Pamukkale Kâğıthanesi:
Pamukkale Kâğıthanesi'ne ilişkin olarak, yüzyıllar önce Çürüksu Vadisinde böyle bir kâğıthane bulunduğu yolundaki genel tesbit dışında herhangi bir bilgi ya da belgeye sahip değiliz. Ancak Anadolu'da yeri az çok bilinen ilk kâğıthane olması nedeniyle, buranın ihya edilmesi, bir müze-kâğıthane ve kültür merkezi kurularak, Türk kâğıtçılığı ve turizmi açısından bir cazibe merkezi yaratılması konusunda Mehmed Ali Kâğıtçı'nın yıllar süren girişimlerini şahit olunmuştur.

Amasya kâğıthanesi;
Osman Ersoy, Amasya'da XV. yüzyılın başında bir kâğıt imalathanesi olabileceğine ilişkin iki eserde bilgiye rastladığını belirtiyor. Buna göre, Bayezit Paşa'nın Amasya'da kurdurduğu caminin Ocak 1418 (Zilhicce 820) tarihli vakfiyesinde, “Kâğıtçı Muhiddin Mescidi" ve
ve yine zahiri medine-i mezburede manzara-i ulya kurbinde kâğıthane cüneynesi demekle meşhur bahçenin...” Kaydına rastlanıyor. Bu kayıtlar, Ersoy'un çok haklı olarak belirttiği gibi, Selçuklular devrinden itibaren önemli bir kültür merkezi olan Amasya'da bir kâğıt imalathanesinin bulunduğunu düşündürebileceği gibi, buranın kâğıt işlenen bir yer olabileceği ihtimalini de akla getirmektedir.

İstanbul (Bizans) Kâğıthanesi;
İstanbul'un bugün Kâğıthane adı verilen semtinde Bizanslılardan kalma ve daha sonra da belirli aralıklarla kâğıt üretimi yapıldığı kabul edilen bir kâgithaneden çeşitli kaynaklarda söz edilmektedir.Bu kâğıthanenin varlığına ilişkin bilgilerin büyük ölçüde Evliya Çelebi'den (1611-1681) kaynaklandığı anlaşılıyor. Zira Çelebi, Seyahatname'sinin birinci cildinde, “Kefere zamanında burada kâğıt imaline mahsus kargir kubbelerle mebni kâğıthane varmış.

Sağlanan Bilgiler>
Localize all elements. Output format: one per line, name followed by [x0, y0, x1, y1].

Görev Yönergesi> Metin parçasına göre Pamukkale Kâğıthanesi'nin ihya edilmesi neden istenmiştir? Bir ila üç cümleyle açıklayın. Buradaki malzemenin metin parçasıyla hiçbir ilgisi yoktur.

Sonuç Aşağıda> Pamukkale Kâğıthanesi, Anadolu'da yeri az çok bilinen ilk kâğıthanedir. Bu nedenle burada bir müze-kâğıthane ve kültür merkezi kurulması istenmiştir. Böylece Türk kâğıtçılığı ve turizmi için bir cazibe merkezi yaratılacaktı ve Mehmed Ali Kâğıtçı bu amaçla yıllarca girişimlerde bulunmuştur.